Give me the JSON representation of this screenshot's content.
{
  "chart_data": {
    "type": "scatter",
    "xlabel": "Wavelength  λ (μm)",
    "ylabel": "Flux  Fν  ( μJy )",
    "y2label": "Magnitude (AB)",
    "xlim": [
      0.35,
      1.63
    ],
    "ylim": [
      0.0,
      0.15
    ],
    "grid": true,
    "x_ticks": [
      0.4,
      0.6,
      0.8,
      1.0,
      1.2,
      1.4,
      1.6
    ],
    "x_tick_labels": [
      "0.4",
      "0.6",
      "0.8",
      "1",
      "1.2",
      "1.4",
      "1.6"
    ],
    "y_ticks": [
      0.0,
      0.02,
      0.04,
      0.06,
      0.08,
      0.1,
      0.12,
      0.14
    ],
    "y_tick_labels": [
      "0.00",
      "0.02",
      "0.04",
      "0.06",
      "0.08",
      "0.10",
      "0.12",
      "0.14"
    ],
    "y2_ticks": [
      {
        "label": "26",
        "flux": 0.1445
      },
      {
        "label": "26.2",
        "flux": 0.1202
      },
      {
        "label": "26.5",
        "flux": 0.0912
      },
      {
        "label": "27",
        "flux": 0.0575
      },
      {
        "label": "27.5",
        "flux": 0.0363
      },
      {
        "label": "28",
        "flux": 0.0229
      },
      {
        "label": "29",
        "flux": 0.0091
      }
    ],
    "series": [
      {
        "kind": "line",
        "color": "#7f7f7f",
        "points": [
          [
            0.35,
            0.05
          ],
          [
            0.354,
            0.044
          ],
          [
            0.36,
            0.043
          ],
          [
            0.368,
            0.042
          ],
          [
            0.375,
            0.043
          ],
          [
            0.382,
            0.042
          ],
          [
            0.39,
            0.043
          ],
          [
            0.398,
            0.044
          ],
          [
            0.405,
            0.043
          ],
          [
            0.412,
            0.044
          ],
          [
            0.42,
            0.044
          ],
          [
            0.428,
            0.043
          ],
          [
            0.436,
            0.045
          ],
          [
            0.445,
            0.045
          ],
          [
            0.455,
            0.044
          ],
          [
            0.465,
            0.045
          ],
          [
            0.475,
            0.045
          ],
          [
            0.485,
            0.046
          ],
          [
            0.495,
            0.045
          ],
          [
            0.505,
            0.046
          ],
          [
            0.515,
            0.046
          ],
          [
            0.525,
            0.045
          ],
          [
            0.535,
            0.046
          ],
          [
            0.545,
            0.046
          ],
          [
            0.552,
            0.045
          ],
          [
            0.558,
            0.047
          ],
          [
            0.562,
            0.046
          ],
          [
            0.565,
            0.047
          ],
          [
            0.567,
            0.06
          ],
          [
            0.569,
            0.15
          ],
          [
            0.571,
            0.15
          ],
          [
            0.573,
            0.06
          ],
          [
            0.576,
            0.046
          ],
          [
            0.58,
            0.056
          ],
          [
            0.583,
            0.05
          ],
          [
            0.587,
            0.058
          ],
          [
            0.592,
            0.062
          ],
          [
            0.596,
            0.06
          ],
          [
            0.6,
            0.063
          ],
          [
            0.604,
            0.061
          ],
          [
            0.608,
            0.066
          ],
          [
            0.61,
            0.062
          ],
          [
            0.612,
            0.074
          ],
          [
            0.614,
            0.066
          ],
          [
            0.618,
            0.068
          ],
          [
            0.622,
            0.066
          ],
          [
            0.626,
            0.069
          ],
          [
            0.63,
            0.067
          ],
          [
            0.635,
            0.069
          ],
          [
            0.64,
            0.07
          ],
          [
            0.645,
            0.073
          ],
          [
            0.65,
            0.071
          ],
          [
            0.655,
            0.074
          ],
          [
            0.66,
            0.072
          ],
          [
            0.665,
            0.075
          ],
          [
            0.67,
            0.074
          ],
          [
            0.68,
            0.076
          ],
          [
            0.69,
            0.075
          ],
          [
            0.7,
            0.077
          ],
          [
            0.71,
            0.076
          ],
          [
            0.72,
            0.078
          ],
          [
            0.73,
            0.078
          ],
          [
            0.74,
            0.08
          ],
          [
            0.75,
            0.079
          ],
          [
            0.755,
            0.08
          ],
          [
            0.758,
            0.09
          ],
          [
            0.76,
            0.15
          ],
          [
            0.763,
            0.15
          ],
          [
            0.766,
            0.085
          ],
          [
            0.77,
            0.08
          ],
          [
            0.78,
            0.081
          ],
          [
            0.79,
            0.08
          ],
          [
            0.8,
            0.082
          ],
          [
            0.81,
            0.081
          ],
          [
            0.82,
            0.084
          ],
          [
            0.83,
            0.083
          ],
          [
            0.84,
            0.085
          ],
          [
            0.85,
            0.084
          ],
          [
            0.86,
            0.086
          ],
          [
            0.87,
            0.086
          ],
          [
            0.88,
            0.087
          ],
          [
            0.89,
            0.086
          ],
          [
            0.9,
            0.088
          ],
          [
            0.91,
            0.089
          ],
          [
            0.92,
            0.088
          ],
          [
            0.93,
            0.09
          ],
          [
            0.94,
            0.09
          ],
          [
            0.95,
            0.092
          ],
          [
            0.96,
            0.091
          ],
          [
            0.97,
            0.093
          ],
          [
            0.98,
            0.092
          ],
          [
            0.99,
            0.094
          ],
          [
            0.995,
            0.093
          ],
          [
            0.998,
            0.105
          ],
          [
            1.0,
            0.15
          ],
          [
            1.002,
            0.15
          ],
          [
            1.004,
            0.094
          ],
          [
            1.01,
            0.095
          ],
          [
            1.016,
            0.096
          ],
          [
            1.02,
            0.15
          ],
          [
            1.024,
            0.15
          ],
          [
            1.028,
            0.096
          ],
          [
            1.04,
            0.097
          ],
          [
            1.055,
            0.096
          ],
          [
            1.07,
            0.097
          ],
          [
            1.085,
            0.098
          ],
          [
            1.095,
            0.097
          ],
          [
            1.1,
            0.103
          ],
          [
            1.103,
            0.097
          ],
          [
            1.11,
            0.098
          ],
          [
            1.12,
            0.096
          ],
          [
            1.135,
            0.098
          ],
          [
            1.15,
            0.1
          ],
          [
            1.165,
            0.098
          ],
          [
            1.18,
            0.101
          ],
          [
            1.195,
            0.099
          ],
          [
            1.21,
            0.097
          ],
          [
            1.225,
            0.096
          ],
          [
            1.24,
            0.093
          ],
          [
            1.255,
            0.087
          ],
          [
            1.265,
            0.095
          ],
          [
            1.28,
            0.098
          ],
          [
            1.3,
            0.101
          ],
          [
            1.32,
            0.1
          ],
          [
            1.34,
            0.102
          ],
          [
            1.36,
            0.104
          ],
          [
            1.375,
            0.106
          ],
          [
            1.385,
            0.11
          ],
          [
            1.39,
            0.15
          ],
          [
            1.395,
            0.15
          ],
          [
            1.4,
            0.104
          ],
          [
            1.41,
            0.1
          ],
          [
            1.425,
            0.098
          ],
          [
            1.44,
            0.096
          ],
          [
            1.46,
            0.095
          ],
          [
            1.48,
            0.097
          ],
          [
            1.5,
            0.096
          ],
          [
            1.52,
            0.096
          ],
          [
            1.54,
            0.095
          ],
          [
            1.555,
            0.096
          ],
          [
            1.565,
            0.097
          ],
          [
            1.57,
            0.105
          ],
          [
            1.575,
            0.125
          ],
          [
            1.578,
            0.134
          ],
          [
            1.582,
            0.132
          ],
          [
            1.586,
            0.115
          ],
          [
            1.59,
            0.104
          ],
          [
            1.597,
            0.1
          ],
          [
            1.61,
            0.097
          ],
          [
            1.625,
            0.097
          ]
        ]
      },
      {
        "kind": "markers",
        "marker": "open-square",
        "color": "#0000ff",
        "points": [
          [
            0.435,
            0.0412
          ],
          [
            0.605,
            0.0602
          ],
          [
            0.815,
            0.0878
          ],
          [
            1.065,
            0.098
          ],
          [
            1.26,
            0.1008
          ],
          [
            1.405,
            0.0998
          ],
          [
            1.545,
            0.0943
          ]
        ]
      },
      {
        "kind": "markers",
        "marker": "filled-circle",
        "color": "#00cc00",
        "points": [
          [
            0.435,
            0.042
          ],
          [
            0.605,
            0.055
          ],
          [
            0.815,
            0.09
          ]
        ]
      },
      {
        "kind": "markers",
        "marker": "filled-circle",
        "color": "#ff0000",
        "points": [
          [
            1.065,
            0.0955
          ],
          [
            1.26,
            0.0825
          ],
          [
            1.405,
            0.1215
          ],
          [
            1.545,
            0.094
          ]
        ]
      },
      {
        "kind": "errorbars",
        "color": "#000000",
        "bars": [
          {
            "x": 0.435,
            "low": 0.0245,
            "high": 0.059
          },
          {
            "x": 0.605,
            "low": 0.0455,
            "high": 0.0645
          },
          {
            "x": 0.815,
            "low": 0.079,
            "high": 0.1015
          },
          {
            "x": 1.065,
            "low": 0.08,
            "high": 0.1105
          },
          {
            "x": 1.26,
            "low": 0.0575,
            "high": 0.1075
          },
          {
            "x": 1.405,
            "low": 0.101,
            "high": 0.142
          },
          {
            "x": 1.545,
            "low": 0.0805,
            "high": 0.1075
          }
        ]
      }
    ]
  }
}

Exercise description:
Check every line of the data above for the string "color", and copy those that have it.

Final result:
        "color": "#7f7f7f",
        "color": "#0000ff",
        "color": "#00cc00",
        "color": "#ff0000",
        "color": "#000000",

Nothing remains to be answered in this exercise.